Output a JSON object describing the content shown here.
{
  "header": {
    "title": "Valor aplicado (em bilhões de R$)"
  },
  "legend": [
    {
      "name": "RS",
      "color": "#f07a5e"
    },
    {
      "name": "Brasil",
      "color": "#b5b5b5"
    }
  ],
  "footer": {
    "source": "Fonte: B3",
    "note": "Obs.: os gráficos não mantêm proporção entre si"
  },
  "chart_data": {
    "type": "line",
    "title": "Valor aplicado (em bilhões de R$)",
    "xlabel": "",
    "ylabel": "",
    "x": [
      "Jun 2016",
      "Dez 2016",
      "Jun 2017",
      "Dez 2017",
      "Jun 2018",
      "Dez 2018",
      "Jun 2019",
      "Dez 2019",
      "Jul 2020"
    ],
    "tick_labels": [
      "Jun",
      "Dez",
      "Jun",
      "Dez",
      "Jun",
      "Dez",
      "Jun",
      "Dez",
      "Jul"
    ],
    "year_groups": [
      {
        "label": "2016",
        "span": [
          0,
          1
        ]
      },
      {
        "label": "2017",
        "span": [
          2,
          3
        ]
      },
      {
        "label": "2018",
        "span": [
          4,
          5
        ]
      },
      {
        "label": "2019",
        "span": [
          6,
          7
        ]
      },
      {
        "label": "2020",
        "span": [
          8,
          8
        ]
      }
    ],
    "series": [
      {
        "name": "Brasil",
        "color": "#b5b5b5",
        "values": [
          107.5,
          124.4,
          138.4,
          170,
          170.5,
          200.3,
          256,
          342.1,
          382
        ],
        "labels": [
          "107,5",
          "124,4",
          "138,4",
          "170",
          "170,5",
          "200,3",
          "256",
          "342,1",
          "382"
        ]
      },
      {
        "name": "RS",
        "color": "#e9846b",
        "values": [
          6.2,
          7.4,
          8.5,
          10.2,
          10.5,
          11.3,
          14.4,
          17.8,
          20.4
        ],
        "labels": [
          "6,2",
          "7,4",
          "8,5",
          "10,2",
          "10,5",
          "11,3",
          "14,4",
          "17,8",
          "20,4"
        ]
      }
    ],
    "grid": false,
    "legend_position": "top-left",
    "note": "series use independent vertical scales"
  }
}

════════════════

Instruction:
Please restate the data word for word, every record included.

Solution to this problem:
Output a JSON object describing the content shown here.
{
  "header": {
    "title": "Valor aplicado (em bilhões de R$)"
  },
  "legend": [
    {
      "name": "RS",
      "color": "#f07a5e"
    },
    {
      "name": "Brasil",
      "color": "#b5b5b5"
    }
  ],
  "footer": {
    "source": "Fonte: B3",
    "note": "Obs.: os gráficos não mantêm proporção entre si"
  },
  "chart_data": {
    "type": "line",
    "title": "Valor aplicado (em bilhões de R$)",
    "xlabel": "",
    "ylabel": "",
    "x": [
      "Jun 2016",
      "Dez 2016",
      "Jun 2017",
      "Dez 2017",
      "Jun 2018",
      "Dez 2018",
      "Jun 2019",
      "Dez 2019",
      "Jul 2020"
    ],
    "tick_labels": [
      "Jun",
      "Dez",
      "Jun",
      "Dez",
      "Jun",
      "Dez",
      "Jun",
      "Dez",
      "Jul"
    ],
    "year_groups": [
      {
        "label": "2016",
        "span": [
          0,
          1
        ]
      },
      {
        "label": "2017",
        "span": [
          2,
          3
        ]
      },
      {
        "label": "2018",
        "span": [
          4,
          5
        ]
      },
      {
        "label": "2019",
        "span": [
          6,
          7
        ]
      },
      {
        "label": "2020",
        "span": [
          8,
          8
        ]
      }
    ],
    "series": [
      {
        "name": "Brasil",
        "color": "#b5b5b5",
        "values": [
          107.5,
          124.4,
          138.4,
          170,
          170.5,
          200.3,
          256,
          342.1,
          382
        ],
        "labels": [
          "107,5",
          "124,4",
          "138,4",
          "170",
          "170,5",
          "200,3",
          "256",
          "342,1",
          "382"
        ]
      },
      {
        "name": "RS",
        "color": "#e9846b",
        "values": [
          6.2,
          7.4,
          8.5,
          10.2,
          10.5,
          11.3,
          14.4,
          17.8,
          20.4
        ],
        "labels": [
          "6,2",
          "7,4",
          "8,5",
          "10,2",
          "10,5",
          "11,3",
          "14,4",
          "17,8",
          "20,4"
        ]
      }
    ],
    "grid": false,
    "legend_position": "top-left",
    "note": "series use independent vertical scales"
  }
}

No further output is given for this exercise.